### Task requirements
Pull every line with "instrucciones" from the entries below.

### Input material
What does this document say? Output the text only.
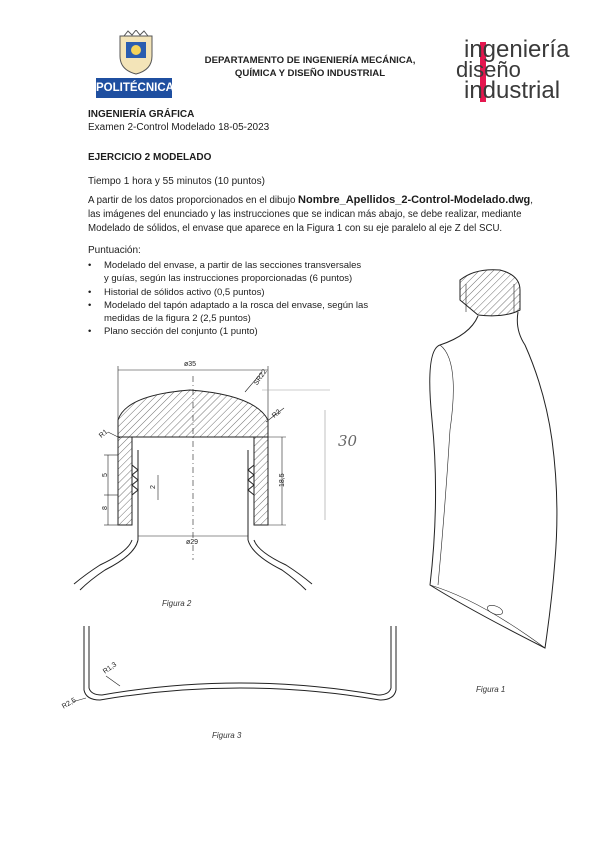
POLITÉCNICA
DEPARTAMENTO DE INGENIERÍA MECÁNICA,
QUÍMICA Y DISEÑO INDUSTRIAL
ingeniería
diseño
industrial
INGENIERÍA GRÁFICA
Examen 2-Control Modelado 18-05-2023
EJERCICIO 2 MODELADO
Tiempo 1 hora y 55 minutos (10 puntos)
A partir de los datos proporcionados en el dibujo Nombre_Apellidos_2-Control-Modelado.dwg,
las imágenes del enunciado y las instrucciones que se indican más abajo, se debe realizar, mediante
Modelado de sólidos, el envase que aparece en la Figura 1 con su eje paralelo al eje Z del SCU.
Puntuación:
• Modelado del envase, a partir de las secciones transversales
y guías, según las instrucciones proporcionadas (6 puntos)
• Historial de sólidos activo (0,5 puntos)
• Modelado del tapón adaptado a la rosca del envase, según las
medidas de la figura 2 (2,5 puntos)
• Plano sección del conjunto (1 punto)
ø35
SR22
R2
R1
5
8
2
18,5
ø29
30
Figura 2
R1,3
R2,5
Figura 3
Figura 1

### Problem solution
las imágenes del enunciado y las instrucciones que se indican más abajo, se debe realizar, mediante
y guías, según las instrucciones proporcionadas (6 puntos)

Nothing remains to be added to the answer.